--- TEXT ---

58 However, the Court has held that legislation such as that at issue in the main proceedings exceeds what is necessary to achieve the two objectives referred to in paragraph 55 above, in so far as (i) it provides that teaching service which has not reached 180 days per year or which has not been performed continuously between 1 February and the end of the pupils’ final assessment is not taken into account, even to a limited extent, and (ii) that exclusion is combined with the two-thirds limitation on the taking into account of the length of service of more than four years acquired under fixed-term contracts (see, to that effect, the judgment in Ministero dell’Istruzione and INPS, paragraph 81).
59 Thus, the Court held, in paragraph 84 of the judgment in Ministero dell’Istruzione and INPS, that clause 4 of the framework agreement precludes national legislation such as that at issue in the main proceedings, while taking into account, for the purposes of that interpretation, the fact that that legislation allows, after a certain number of years of service, the reinstatement, for salary purposes, of the one-third of the length of service not taken into account at the time of appointment of the person concerned to the permanent staff.
60 Last, the referring court mentions the possibility that the objective justification for the difference in treatment at issue in the main proceedings lies in the reinstatement mechanism provided for in Article 4(3) of Presidential Decree No 399/1988.
61 In that regard, apart from the fact that the application of that mechanism is a future and uncertain one and that even where the mechanism is applicable, it has only limited scope, it must be held that, since, as is apparent from paragraph 44 above, that mechanism forms part of the rules that make up such a difference in treatment, it cannot be relied on as an ‘objective ground’ within the meaning of Clause 4 of the framework agreement, in order to justify that difference in treatment.
62 In the light of the foregoing considerations, the answer to the questions raised is that clause 4 of the framework agreement must be interpreted as precluding national legislation which, for the purposes of recognition of the length of service of a worker upon his or her appointment to the permanent staff as a career civil servant, limits to two-thirds the taking into account of the periods of service completed, beyond four years, under fixed-term contracts, including where, after a certain number of years of service, the remaining one-third of the periods of service is reinstated solely for salary purposes.

--- SUPPLIED RECORDS ---

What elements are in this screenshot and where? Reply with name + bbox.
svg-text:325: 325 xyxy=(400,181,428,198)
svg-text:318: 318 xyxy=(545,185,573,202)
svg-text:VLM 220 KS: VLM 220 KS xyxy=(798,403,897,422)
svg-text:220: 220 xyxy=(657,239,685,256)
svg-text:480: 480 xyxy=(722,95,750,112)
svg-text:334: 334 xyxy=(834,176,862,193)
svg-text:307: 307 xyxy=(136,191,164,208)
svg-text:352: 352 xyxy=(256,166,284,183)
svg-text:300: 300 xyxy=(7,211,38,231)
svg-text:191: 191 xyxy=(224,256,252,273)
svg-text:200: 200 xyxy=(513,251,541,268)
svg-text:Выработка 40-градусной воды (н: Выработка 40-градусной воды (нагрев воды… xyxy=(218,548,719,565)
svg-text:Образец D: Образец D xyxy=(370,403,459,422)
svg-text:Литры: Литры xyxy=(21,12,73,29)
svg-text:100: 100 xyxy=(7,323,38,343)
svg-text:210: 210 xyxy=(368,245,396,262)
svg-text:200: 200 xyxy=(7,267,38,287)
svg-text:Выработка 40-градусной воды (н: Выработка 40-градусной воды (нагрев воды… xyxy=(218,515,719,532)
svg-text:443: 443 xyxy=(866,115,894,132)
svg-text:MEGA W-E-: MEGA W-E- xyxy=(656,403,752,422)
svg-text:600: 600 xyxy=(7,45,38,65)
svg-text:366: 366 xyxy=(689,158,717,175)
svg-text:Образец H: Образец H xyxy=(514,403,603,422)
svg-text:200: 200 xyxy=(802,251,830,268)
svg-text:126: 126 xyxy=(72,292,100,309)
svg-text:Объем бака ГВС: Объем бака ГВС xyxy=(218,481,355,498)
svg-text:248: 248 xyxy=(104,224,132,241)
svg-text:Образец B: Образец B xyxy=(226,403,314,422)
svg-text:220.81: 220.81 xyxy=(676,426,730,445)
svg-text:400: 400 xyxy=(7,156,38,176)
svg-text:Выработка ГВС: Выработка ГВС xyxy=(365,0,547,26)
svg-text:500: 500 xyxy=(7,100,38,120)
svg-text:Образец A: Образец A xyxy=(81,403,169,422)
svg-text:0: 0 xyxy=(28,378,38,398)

---

**ASSIGNMENT 1:** Transcribe the portion of the judgment excerpt between "58 However, the" and "INPS, paragraph 81).", inclusive.
**ASSIGNMENT 2:**
Answer these questions from the judgment excerpt:
(a) How many days per year must teaching service reach to be taken into account under the legislation?
(b) Which provision provides for the reinstatement mechanism mentioned by the referring court?
(c) To what fraction does the national legislation limit the taking into account of service beyond four years under fixed-term contracts?

**EXERCISE OUTPUT 1:**
58 However, the Court has held that legislation such as that at issue in the main proceedings exceeds what is necessary to achieve the two objectives referred to in paragraph 55 above, in so far as (i) it provides that teaching service which has not reached 180 days per year or which has not been performed continuously between 1 February and the end of the pupils’ final assessment is not taken into account, even to a limited extent, and (ii) that exclusion is combined with the two-thirds limitation on the taking into account of the length of service of more than four years acquired under fixed-term contracts (see, to that effect, the judgment in Ministero dell’Istruzione and INPS, paragraph 81).

**EXERCISE OUTPUT 2:**
(a) 180 days.
(b) Article 4(3) of Presidential Decree No 399/1988.
(c) Two-thirds.